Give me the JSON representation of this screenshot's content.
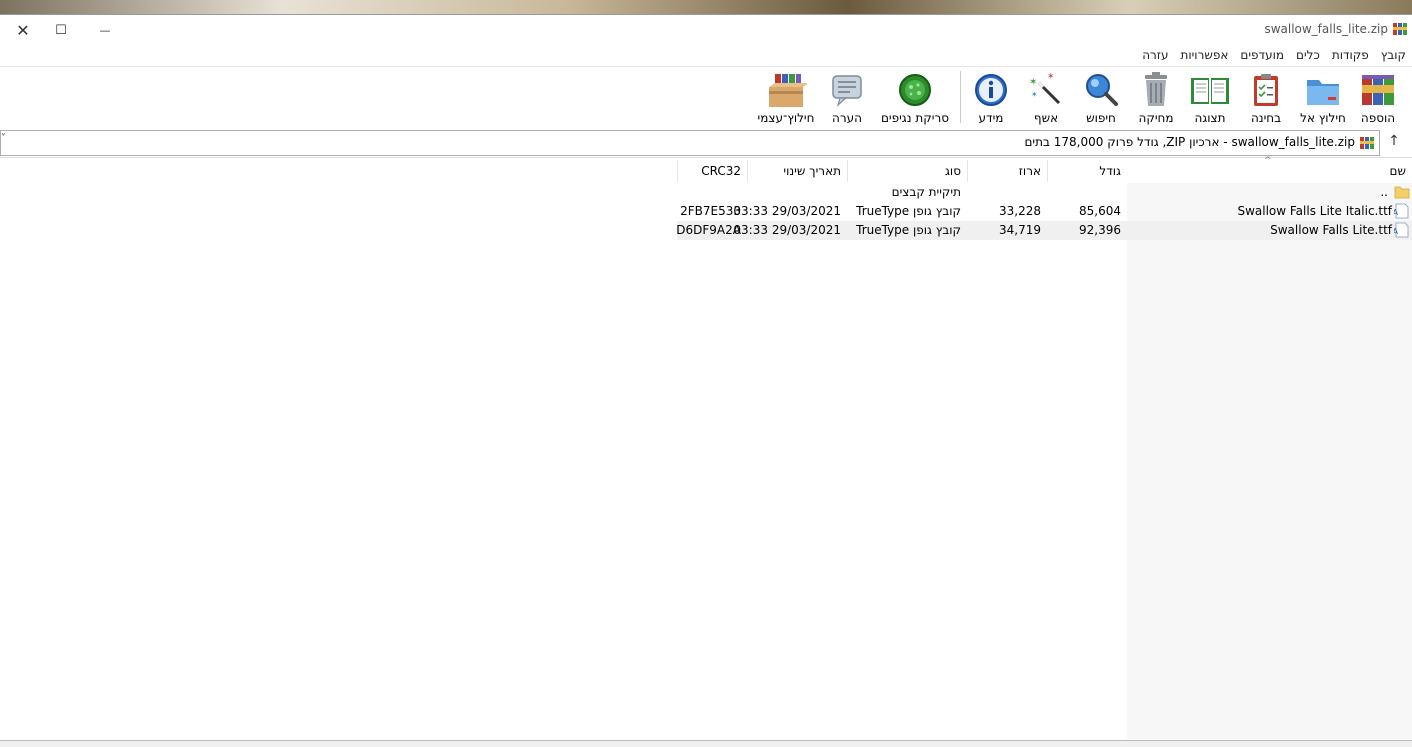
{
  "window": {
    "title": "swallow_falls_lite.zip",
    "close_glyph": "✕",
    "maximize_glyph": "☐",
    "minimize_glyph": "—"
  },
  "menu": [
    "קובץ",
    "פקודות",
    "כלים",
    "מועדפים",
    "אפשרויות",
    "עזרה"
  ],
  "toolbar": {
    "add": "הוספה",
    "extract_to": "חילוץ אל",
    "test": "בחינה",
    "view": "תצוגה",
    "delete": "מחיקה",
    "find": "חיפוש",
    "wizard": "אשף",
    "info": "מידע",
    "virus_scan": "סריקת נגיפים",
    "comment": "הערה",
    "sfx": "חילוץ־עצמי"
  },
  "address": {
    "text": "swallow_falls_lite.zip - ארכיון ZIP, גודל פרוק 178,000 בתים",
    "up_glyph": "↑",
    "dropdown_glyph": "˅"
  },
  "columns": {
    "name": "שם",
    "size": "גודל",
    "packed": "ארוז",
    "type": "סוג",
    "modified": "תאריך שינוי",
    "crc": "CRC32",
    "sort_glyph": "^"
  },
  "rows": [
    {
      "name": "..",
      "size": "",
      "packed": "",
      "type": "תיקיית קבצים",
      "modified": "",
      "crc": ""
    },
    {
      "name": "Swallow Falls Lite Italic.ttf",
      "size": "85,604",
      "packed": "33,228",
      "type": "קובץ גופן TrueType",
      "modified": "29/03/2021 03:33",
      "crc": "2FB7E533"
    },
    {
      "name": "Swallow Falls Lite.ttf",
      "size": "92,396",
      "packed": "34,719",
      "type": "קובץ גופן TrueType",
      "modified": "29/03/2021 03:33",
      "crc": "D6DF9A2A"
    }
  ],
  "colors": {
    "selected_row": "#f0f0f0",
    "name_column_bg": "#f7f7f7"
  }
}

######

» The task
Restate the listing word for word and drop the pictures.

» Response to this task
Give me the JSON representation of this screenshot's content.
{
  "window": {
    "title": "swallow_falls_lite.zip",
    "close_glyph": "✕",
    "maximize_glyph": "☐",
    "minimize_glyph": "—"
  },
  "menu": [
    "קובץ",
    "פקודות",
    "כלים",
    "מועדפים",
    "אפשרויות",
    "עזרה"
  ],
  "toolbar": {
    "add": "הוספה",
    "extract_to": "חילוץ אל",
    "test": "בחינה",
    "view": "תצוגה",
    "delete": "מחיקה",
    "find": "חיפוש",
    "wizard": "אשף",
    "info": "מידע",
    "virus_scan": "סריקת נגיפים",
    "comment": "הערה",
    "sfx": "חילוץ־עצמי"
  },
  "address": {
    "text": "swallow_falls_lite.zip - ארכיון ZIP, גודל פרוק 178,000 בתים",
    "up_glyph": "↑",
    "dropdown_glyph": "˅"
  },
  "columns": {
    "name": "שם",
    "size": "גודל",
    "packed": "ארוז",
    "type": "סוג",
    "modified": "תאריך שינוי",
    "crc": "CRC32",
    "sort_glyph": "^"
  },
  "rows": [
    {
      "name": "..",
      "size": "",
      "packed": "",
      "type": "תיקיית קבצים",
      "modified": "",
      "crc": ""
    },
    {
      "name": "Swallow Falls Lite Italic.ttf",
      "size": "85,604",
      "packed": "33,228",
      "type": "קובץ גופן TrueType",
      "modified": "29/03/2021 03:33",
      "crc": "2FB7E533"
    },
    {
      "name": "Swallow Falls Lite.ttf",
      "size": "92,396",
      "packed": "34,719",
      "type": "קובץ גופן TrueType",
      "modified": "29/03/2021 03:33",
      "crc": "D6DF9A2A"
    }
  ],
  "colors": {
    "selected_row": "#f0f0f0",
    "name_column_bg": "#f7f7f7"
  }
}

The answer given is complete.